Items from a figure collection
────────────────────

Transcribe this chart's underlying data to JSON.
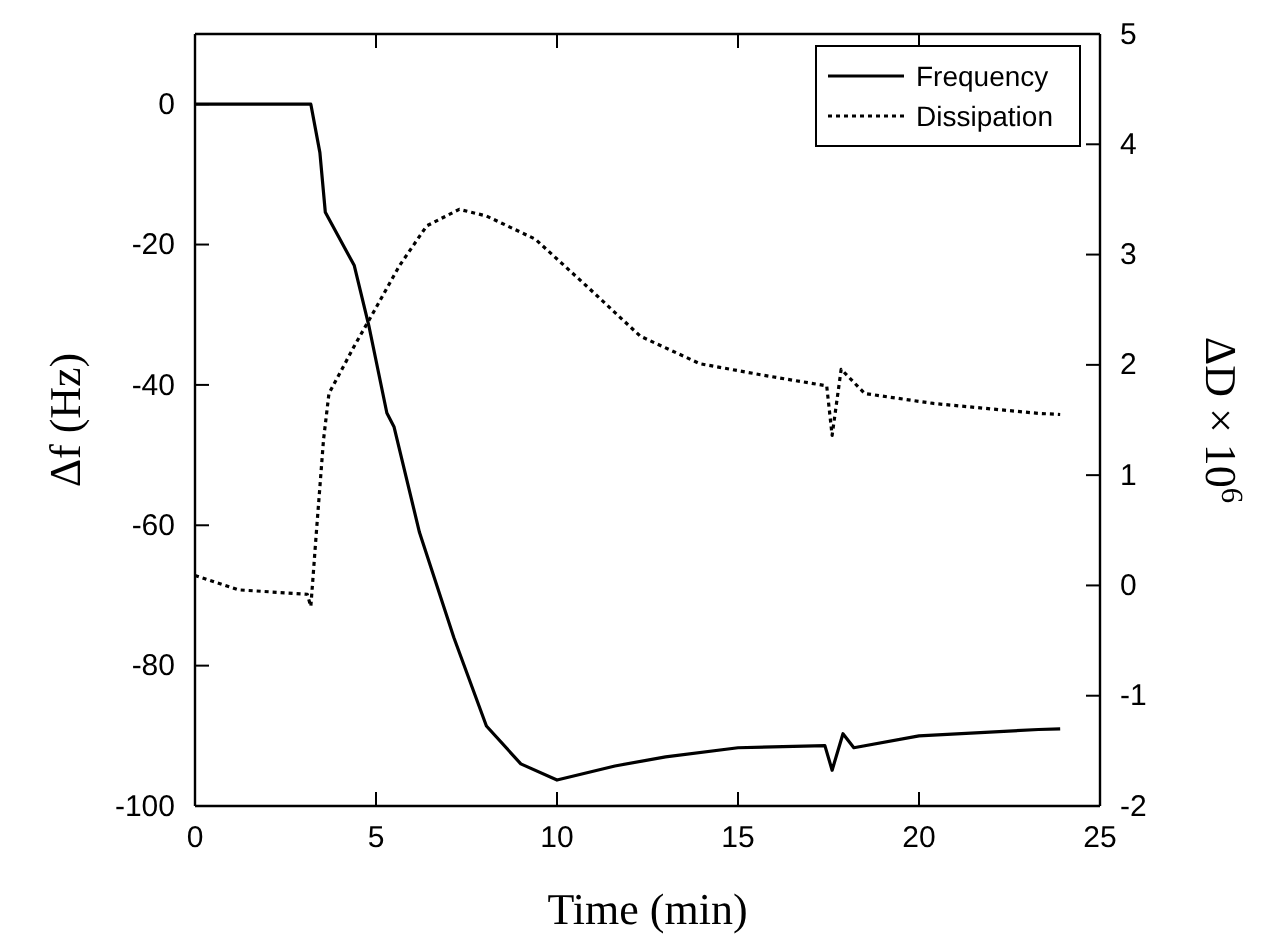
{
  "chart_data": {
    "type": "line",
    "xlabel": "Time (min)",
    "ylabel": "Δf (Hz)",
    "y2label": "ΔD × 10$^{6}$",
    "xlim": [
      0,
      25
    ],
    "xticks": [
      0,
      5,
      10,
      15,
      20,
      25
    ],
    "ylim": [
      -100,
      10
    ],
    "yticks": [
      -100,
      -80,
      -60,
      -40,
      -20,
      0
    ],
    "y2lim": [
      -2,
      5
    ],
    "y2ticks": [
      -2,
      -1,
      0,
      1,
      2,
      3,
      4,
      5
    ],
    "legend": "top right",
    "grid": false,
    "series": [
      {
        "name": "Frequency",
        "color": "#000000",
        "line_style": "solid",
        "x": [
          0,
          1,
          2,
          3.2,
          3.45,
          3.6,
          4.4,
          4.8,
          5.3,
          5.5,
          6.2,
          7.15,
          8.05,
          9.0,
          10,
          11.6,
          13,
          15,
          17.4,
          17.6,
          17.9,
          18.2,
          20,
          23.3,
          23.9
        ],
        "values": [
          0,
          0,
          0,
          0,
          -6.9,
          -15.4,
          -23,
          -31.5,
          -44,
          -46,
          -61,
          -76,
          -88.6,
          -94,
          -96.3,
          -94.3,
          -93,
          -91.7,
          -91.4,
          -94.9,
          -89.7,
          -91.7,
          -90,
          -89.1,
          -89
        ]
      },
      {
        "name": "Dissipation",
        "axis": "y2",
        "color": "#000000",
        "line_style": "dotted",
        "x": [
          0,
          1.2,
          3.1,
          3.2,
          3.35,
          3.55,
          3.7,
          4.4,
          4.9,
          5.65,
          6.4,
          7.3,
          8.05,
          9.4,
          10.8,
          12.3,
          13.95,
          15.8,
          17.45,
          17.6,
          17.85,
          18.5,
          20.4,
          23.3,
          23.9
        ],
        "values": [
          0.09,
          -0.04,
          -0.08,
          -0.19,
          0.47,
          1.32,
          1.74,
          2.17,
          2.46,
          2.9,
          3.26,
          3.41,
          3.35,
          3.14,
          2.72,
          2.26,
          2.01,
          1.9,
          1.81,
          1.36,
          1.96,
          1.74,
          1.65,
          1.56,
          1.55
        ]
      }
    ]
  }
}
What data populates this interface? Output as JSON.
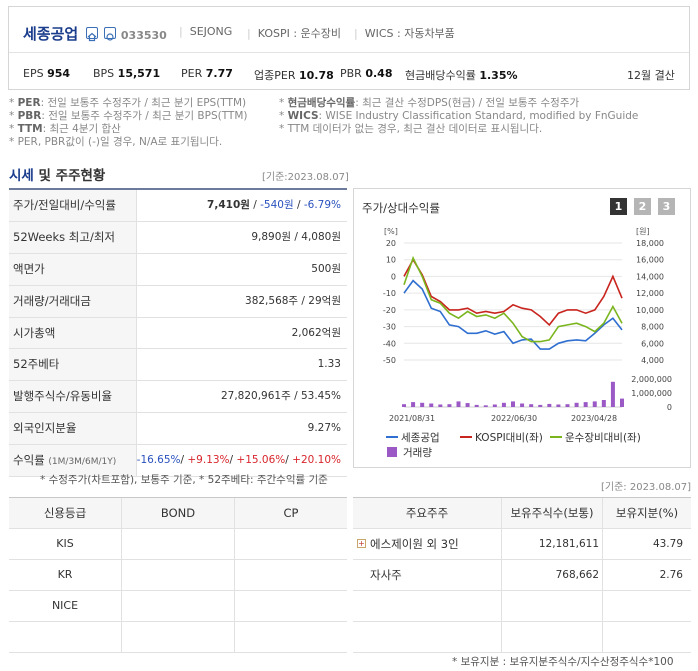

────────────────────

**Set problem**
Will you restate every entry word for word and omit the images?

**Exercise solution**
Transcribe this chart's underlying data to JSON.
{
  "chart_data": {
    "type": "line",
    "xlabel": "Time (min)",
    "ylabel": "Δf (Hz)",
    "y2label": "ΔD × 10$^{6}$",
    "xlim": [
      0,
      25
    ],
    "xticks": [
      0,
      5,
      10,
      15,
      20,
      25
    ],
    "ylim": [
      -100,
      10
    ],
    "yticks": [
      -100,
      -80,
      -60,
      -40,
      -20,
      0
    ],
    "y2lim": [
      -2,
      5
    ],
    "y2ticks": [
      -2,
      -1,
      0,
      1,
      2,
      3,
      4,
      5
    ],
    "legend": "top right",
    "grid": false,
    "series": [
      {
        "name": "Frequency",
        "color": "#000000",
        "line_style": "solid",
        "x": [
          0,
          1,
          2,
          3.2,
          3.45,
          3.6,
          4.4,
          4.8,
          5.3,
          5.5,
          6.2,
          7.15,
          8.05,
          9.0,
          10,
          11.6,
          13,
          15,
          17.4,
          17.6,
          17.9,
          18.2,
          20,
          23.3,
          23.9
        ],
        "values": [
          0,
          0,
          0,
          0,
          -6.9,
          -15.4,
          -23,
          -31.5,
          -44,
          -46,
          -61,
          -76,
          -88.6,
          -94,
          -96.3,
          -94.3,
          -93,
          -91.7,
          -91.4,
          -94.9,
          -89.7,
          -91.7,
          -90,
          -89.1,
          -89
        ]
      },
      {
        "name": "Dissipation",
        "axis": "y2",
        "color": "#000000",
        "line_style": "dotted",
        "x": [
          0,
          1.2,
          3.1,
          3.2,
          3.35,
          3.55,
          3.7,
          4.4,
          4.9,
          5.65,
          6.4,
          7.3,
          8.05,
          9.4,
          10.8,
          12.3,
          13.95,
          15.8,
          17.45,
          17.6,
          17.85,
          18.5,
          20.4,
          23.3,
          23.9
        ],
        "values": [
          0.09,
          -0.04,
          -0.08,
          -0.19,
          0.47,
          1.32,
          1.74,
          2.17,
          2.46,
          2.9,
          3.26,
          3.41,
          3.35,
          3.14,
          2.72,
          2.26,
          2.01,
          1.9,
          1.81,
          1.36,
          1.96,
          1.74,
          1.65,
          1.56,
          1.55
        ]
      }
    ]
  }
}
What data populates this interface? Output as JSON.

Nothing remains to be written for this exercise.